_Input rows_
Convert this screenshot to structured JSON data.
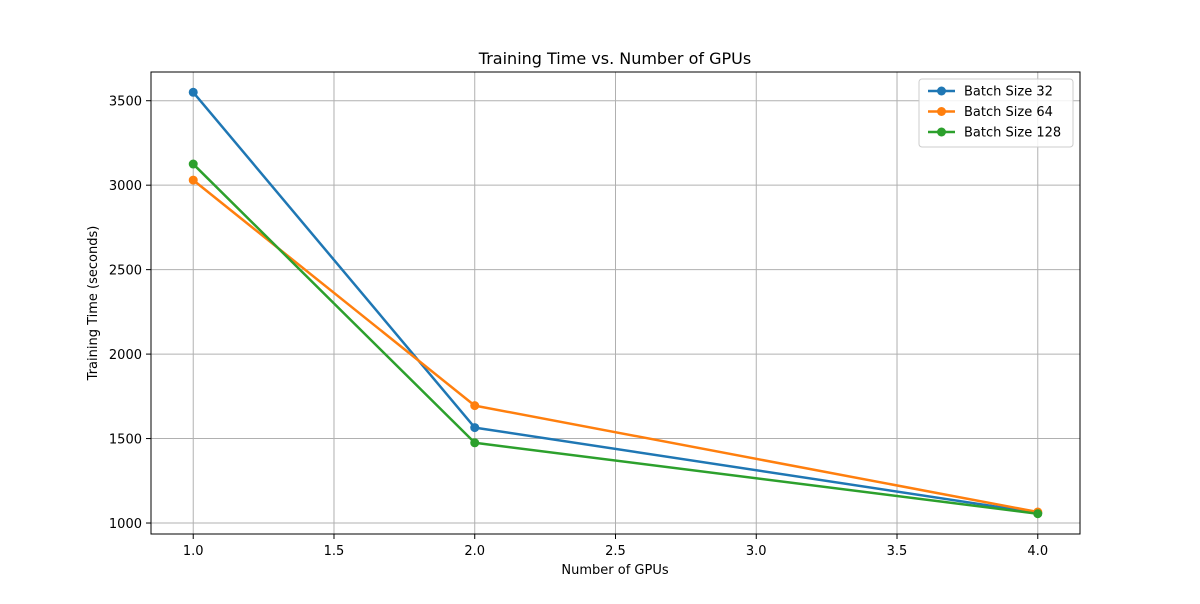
{
  "chart_data": {
    "type": "line",
    "title": "Training Time vs. Number of GPUs",
    "xlabel": "Number of GPUs",
    "ylabel": "Training Time (seconds)",
    "x": [
      1,
      2,
      4
    ],
    "xlim": [
      0.85,
      4.15
    ],
    "ylim": [
      935,
      3670
    ],
    "xticks": [
      1.0,
      1.5,
      2.0,
      2.5,
      3.0,
      3.5,
      4.0
    ],
    "xtick_labels": [
      "1.0",
      "1.5",
      "2.0",
      "2.5",
      "3.0",
      "3.5",
      "4.0"
    ],
    "yticks": [
      1000,
      1500,
      2000,
      2500,
      3000,
      3500
    ],
    "ytick_labels": [
      "1000",
      "1500",
      "2000",
      "2500",
      "3000",
      "3500"
    ],
    "grid": true,
    "legend_position": "top-right",
    "series": [
      {
        "name": "Batch Size 32",
        "color": "#1f77b4",
        "values": [
          3550,
          1565,
          1060
        ]
      },
      {
        "name": "Batch Size 64",
        "color": "#ff7f0e",
        "values": [
          3030,
          1695,
          1065
        ]
      },
      {
        "name": "Batch Size 128",
        "color": "#2ca02c",
        "values": [
          3125,
          1475,
          1055
        ]
      }
    ]
  }
}
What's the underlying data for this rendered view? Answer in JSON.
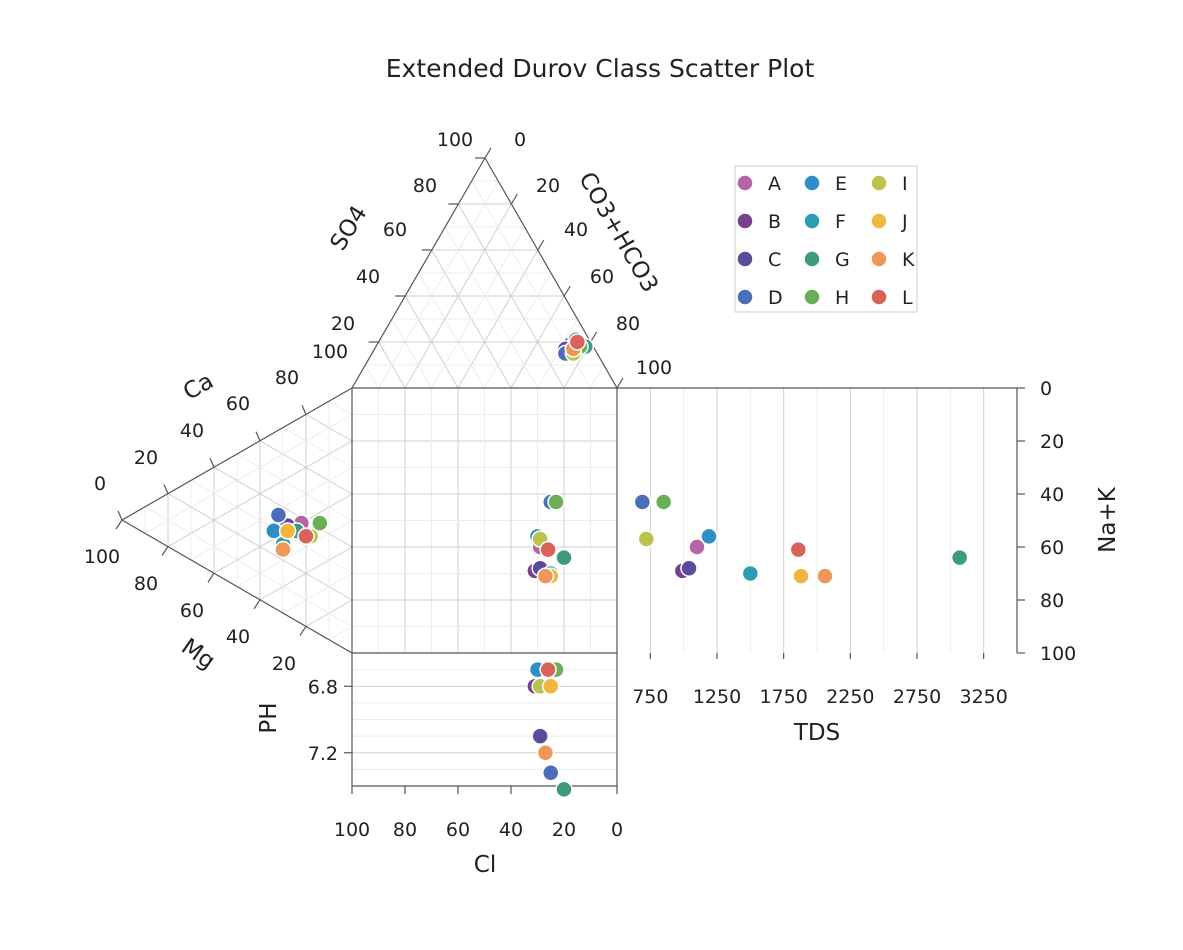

_Short problem_
Write the full listing out again with every line unchanged, but include no pictures.

_Written reply_
Convert this screenshot to structured JSON data.
{
  "chart_data": {
    "type": "line",
    "title": "Training Time vs. Number of GPUs",
    "xlabel": "Number of GPUs",
    "ylabel": "Training Time (seconds)",
    "x": [
      1,
      2,
      4
    ],
    "xlim": [
      0.85,
      4.15
    ],
    "ylim": [
      935,
      3670
    ],
    "xticks": [
      1.0,
      1.5,
      2.0,
      2.5,
      3.0,
      3.5,
      4.0
    ],
    "xtick_labels": [
      "1.0",
      "1.5",
      "2.0",
      "2.5",
      "3.0",
      "3.5",
      "4.0"
    ],
    "yticks": [
      1000,
      1500,
      2000,
      2500,
      3000,
      3500
    ],
    "ytick_labels": [
      "1000",
      "1500",
      "2000",
      "2500",
      "3000",
      "3500"
    ],
    "grid": true,
    "legend_position": "top-right",
    "series": [
      {
        "name": "Batch Size 32",
        "color": "#1f77b4",
        "values": [
          3550,
          1565,
          1060
        ]
      },
      {
        "name": "Batch Size 64",
        "color": "#ff7f0e",
        "values": [
          3030,
          1695,
          1065
        ]
      },
      {
        "name": "Batch Size 128",
        "color": "#2ca02c",
        "values": [
          3125,
          1475,
          1055
        ]
      }
    ]
  }
}
What's the underlying data for this rendered view? Answer in JSON.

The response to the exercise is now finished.